— Start Available records —

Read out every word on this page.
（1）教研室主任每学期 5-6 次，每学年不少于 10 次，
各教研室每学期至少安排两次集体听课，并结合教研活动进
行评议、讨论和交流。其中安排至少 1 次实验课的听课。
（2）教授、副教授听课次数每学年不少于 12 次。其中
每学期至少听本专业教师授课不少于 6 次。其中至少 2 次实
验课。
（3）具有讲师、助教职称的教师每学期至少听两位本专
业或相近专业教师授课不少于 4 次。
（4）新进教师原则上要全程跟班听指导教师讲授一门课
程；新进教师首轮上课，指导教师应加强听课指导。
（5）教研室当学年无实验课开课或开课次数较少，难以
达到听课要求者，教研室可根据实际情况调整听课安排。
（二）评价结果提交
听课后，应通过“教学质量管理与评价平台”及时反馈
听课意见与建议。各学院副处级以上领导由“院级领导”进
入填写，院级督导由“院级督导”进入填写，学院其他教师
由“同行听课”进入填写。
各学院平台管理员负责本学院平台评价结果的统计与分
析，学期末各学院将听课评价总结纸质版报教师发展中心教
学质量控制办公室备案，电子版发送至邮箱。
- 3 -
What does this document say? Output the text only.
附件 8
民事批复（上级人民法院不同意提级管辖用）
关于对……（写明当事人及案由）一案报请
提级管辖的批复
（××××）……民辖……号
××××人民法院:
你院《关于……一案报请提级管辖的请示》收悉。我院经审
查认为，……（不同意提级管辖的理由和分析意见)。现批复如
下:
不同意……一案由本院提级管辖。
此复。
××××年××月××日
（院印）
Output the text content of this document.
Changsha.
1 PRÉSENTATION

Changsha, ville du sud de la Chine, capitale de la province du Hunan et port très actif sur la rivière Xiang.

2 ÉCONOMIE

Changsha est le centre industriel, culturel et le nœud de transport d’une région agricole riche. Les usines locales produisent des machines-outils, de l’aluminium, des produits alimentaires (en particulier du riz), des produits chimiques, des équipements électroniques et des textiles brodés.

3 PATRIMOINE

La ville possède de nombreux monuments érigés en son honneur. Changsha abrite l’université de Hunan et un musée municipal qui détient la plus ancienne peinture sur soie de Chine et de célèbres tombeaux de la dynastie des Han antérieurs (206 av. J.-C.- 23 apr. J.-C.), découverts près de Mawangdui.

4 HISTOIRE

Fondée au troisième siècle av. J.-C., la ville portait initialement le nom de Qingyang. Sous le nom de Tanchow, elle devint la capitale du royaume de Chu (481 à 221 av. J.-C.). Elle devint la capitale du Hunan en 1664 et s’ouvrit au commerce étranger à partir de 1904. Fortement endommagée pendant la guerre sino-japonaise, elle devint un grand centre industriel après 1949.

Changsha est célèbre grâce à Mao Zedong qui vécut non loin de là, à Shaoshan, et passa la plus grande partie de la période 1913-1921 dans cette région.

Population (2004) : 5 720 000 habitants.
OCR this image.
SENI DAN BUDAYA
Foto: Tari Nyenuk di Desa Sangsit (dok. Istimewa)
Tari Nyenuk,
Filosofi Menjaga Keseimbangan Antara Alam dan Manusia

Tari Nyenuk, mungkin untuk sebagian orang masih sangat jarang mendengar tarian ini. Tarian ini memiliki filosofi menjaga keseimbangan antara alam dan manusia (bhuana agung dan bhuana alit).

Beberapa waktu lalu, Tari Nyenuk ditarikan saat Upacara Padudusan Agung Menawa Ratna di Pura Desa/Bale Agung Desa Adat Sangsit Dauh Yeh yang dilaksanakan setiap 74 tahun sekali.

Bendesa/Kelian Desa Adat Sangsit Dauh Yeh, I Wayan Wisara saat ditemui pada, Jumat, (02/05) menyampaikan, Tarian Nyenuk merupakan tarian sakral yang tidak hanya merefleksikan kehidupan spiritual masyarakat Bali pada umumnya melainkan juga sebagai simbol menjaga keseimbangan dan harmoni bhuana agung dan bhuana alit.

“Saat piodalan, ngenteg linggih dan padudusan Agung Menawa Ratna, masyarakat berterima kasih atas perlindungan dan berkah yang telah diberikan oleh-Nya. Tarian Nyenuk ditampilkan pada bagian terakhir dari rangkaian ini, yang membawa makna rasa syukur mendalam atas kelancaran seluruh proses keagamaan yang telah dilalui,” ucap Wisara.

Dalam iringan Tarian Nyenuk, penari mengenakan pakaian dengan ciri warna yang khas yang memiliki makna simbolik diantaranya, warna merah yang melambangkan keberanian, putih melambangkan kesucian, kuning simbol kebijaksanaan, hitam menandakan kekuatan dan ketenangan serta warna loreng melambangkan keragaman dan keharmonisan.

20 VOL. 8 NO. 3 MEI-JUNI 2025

— End Available records —

### Task goal
Gather each line that holds "this".

### In response
Read out every word on this page.
What does this document say? Output the text only.
Output the text content of this document.
OCR this image.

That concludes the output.